━━ DATA FOR THIS EXERCISE ━━

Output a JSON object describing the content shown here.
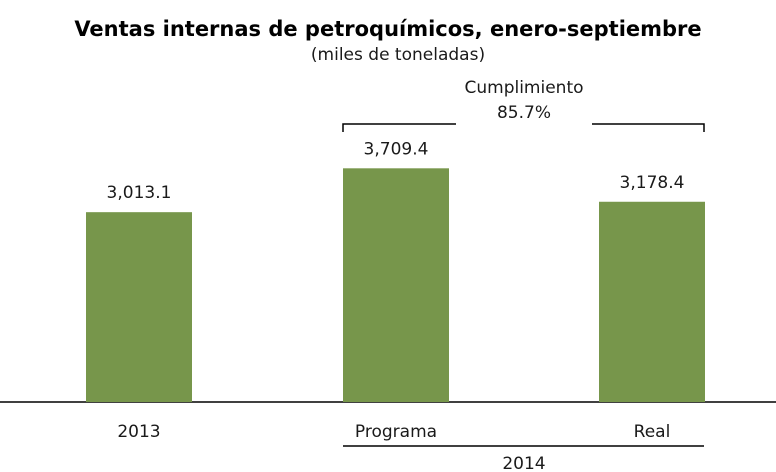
{
  "chart_data": {
    "type": "bar",
    "title": "Ventas internas de petroquímicos, enero-septiembre",
    "subtitle": "(miles de toneladas)",
    "categories": [
      "2013",
      "Programa",
      "Real"
    ],
    "values": [
      3013.1,
      3709.4,
      3178.4
    ],
    "value_labels": [
      "3,013.1",
      "3,709.4",
      "3,178.4"
    ],
    "color": "#77964b",
    "ylim": [
      0,
      4000
    ],
    "group_label": "2014",
    "annotation": {
      "text": "Cumplimiento",
      "value_label": "85.7%"
    }
  }
}
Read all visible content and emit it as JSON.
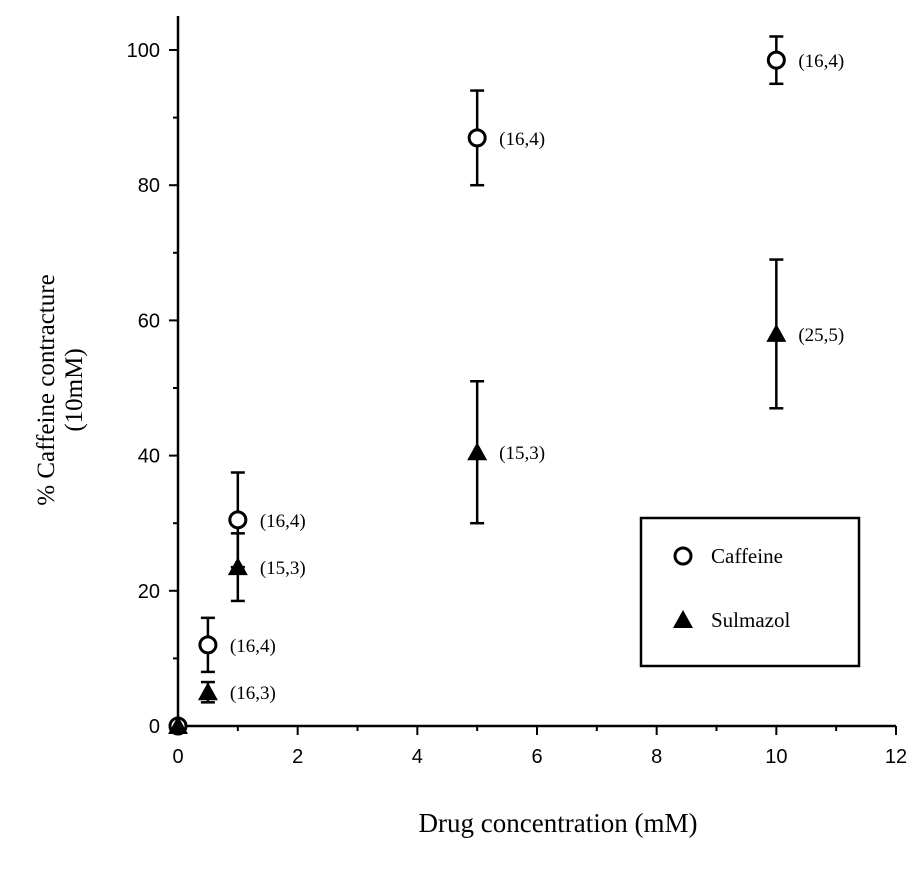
{
  "chart_data": {
    "type": "scatter",
    "xlabel": "Drug concentration (mM)",
    "ylabel_lines": [
      "% Caffeine contracture",
      "(10mM)"
    ],
    "xlim": [
      0,
      12
    ],
    "ylim": [
      0,
      105
    ],
    "x_ticks": [
      0,
      2,
      4,
      6,
      8,
      10,
      12
    ],
    "y_ticks": [
      0,
      20,
      40,
      60,
      80,
      100
    ],
    "grid": false,
    "legend_position": "lower-right",
    "series": [
      {
        "name": "Caffeine",
        "marker": "open-circle",
        "points": [
          {
            "x": 0,
            "y": 0,
            "err": 0,
            "label": ""
          },
          {
            "x": 0.5,
            "y": 12,
            "err": 4,
            "label": "(16,4)"
          },
          {
            "x": 1,
            "y": 30.5,
            "err": 7,
            "label": "(16,4)"
          },
          {
            "x": 5,
            "y": 87,
            "err": 7,
            "label": "(16,4)"
          },
          {
            "x": 10,
            "y": 98.5,
            "err": 3.5,
            "label": "(16,4)"
          }
        ]
      },
      {
        "name": "Sulmazol",
        "marker": "filled-triangle",
        "points": [
          {
            "x": 0,
            "y": 0,
            "err": 0,
            "label": ""
          },
          {
            "x": 0.5,
            "y": 5,
            "err": 1.5,
            "label": "(16,3)"
          },
          {
            "x": 1,
            "y": 23.5,
            "err": 5,
            "label": "(15,3)"
          },
          {
            "x": 5,
            "y": 40.5,
            "err": 10.5,
            "label": "(15,3)"
          },
          {
            "x": 10,
            "y": 58,
            "err": 11,
            "label": "(25,5)"
          }
        ]
      }
    ]
  }
}
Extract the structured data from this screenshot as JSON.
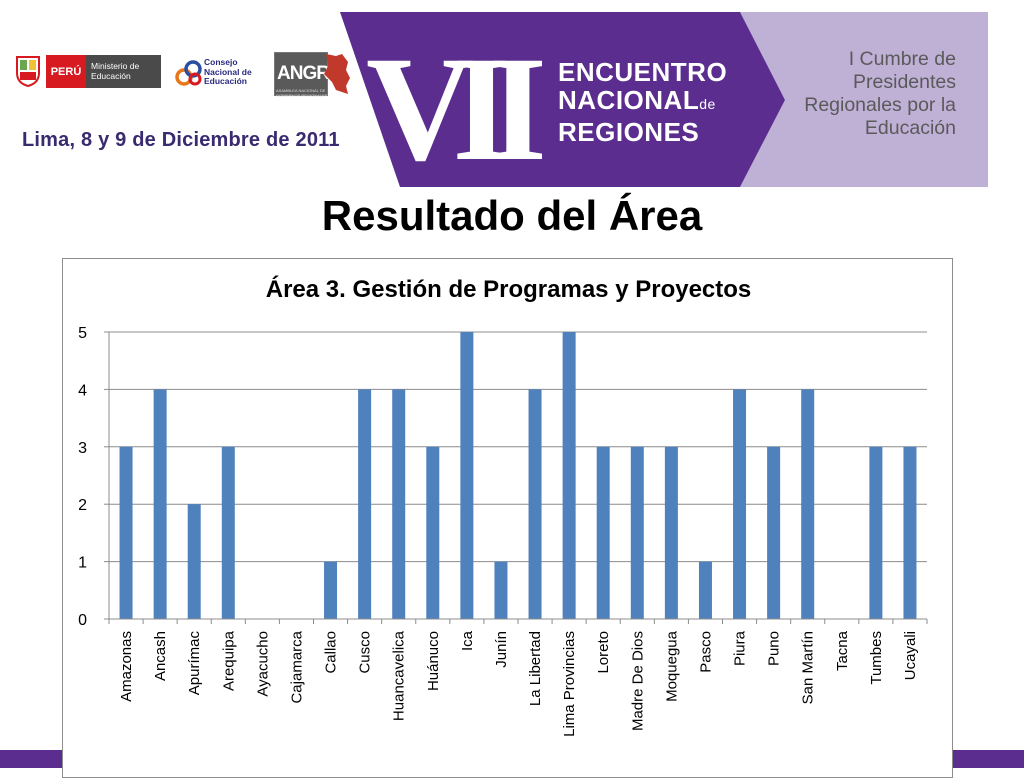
{
  "header": {
    "logos": {
      "peru_label": "PERÚ",
      "minedu_label": "Ministerio de Educación",
      "cne_label": "Consejo Nacional de Educación",
      "angr_label": "ANGR",
      "angr_sublabel": "ASAMBLEA NACIONAL DE GOBIERNOS REGIONALES"
    },
    "event_date": "Lima, 8 y 9 de Diciembre de 2011",
    "banner": {
      "numeral": "VII",
      "line1": "ENCUENTRO",
      "line2": "NACIONAL",
      "line2_suffix": "de",
      "line3": "REGIONES",
      "side_text": "I Cumbre de Presidentes Regionales por la Educación"
    },
    "colors": {
      "banner_purple": "#5b2d8e",
      "banner_lavender": "#bfb0d6",
      "bar_blue": "#4f81bd"
    }
  },
  "page_title": "Resultado del Área",
  "chart_data": {
    "type": "bar",
    "title": "Área 3. Gestión de Programas y Proyectos",
    "xlabel": "",
    "ylabel": "",
    "ylim": [
      0,
      5
    ],
    "yticks": [
      0,
      1,
      2,
      3,
      4,
      5
    ],
    "grid": true,
    "legend": "none",
    "categories": [
      "Amazonas",
      "Ancash",
      "Apurímac",
      "Arequipa",
      "Ayacucho",
      "Cajamarca",
      "Callao",
      "Cusco",
      "Huancavelica",
      "Huánuco",
      "Ica",
      "Junín",
      "La Libertad",
      "Lima Provincias",
      "Loreto",
      "Madre De Dios",
      "Moquegua",
      "Pasco",
      "Piura",
      "Puno",
      "San Martín",
      "Tacna",
      "Tumbes",
      "Ucayali"
    ],
    "values": [
      3,
      4,
      2,
      3,
      0,
      0,
      1,
      4,
      4,
      3,
      5,
      1,
      4,
      5,
      3,
      3,
      3,
      1,
      4,
      3,
      4,
      0,
      3,
      3
    ]
  }
}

━━━

- _PROBLEM_
Say how many lines in the records above hold "xlabel", and give no other text.

- _EXERCISE ANSWER_
2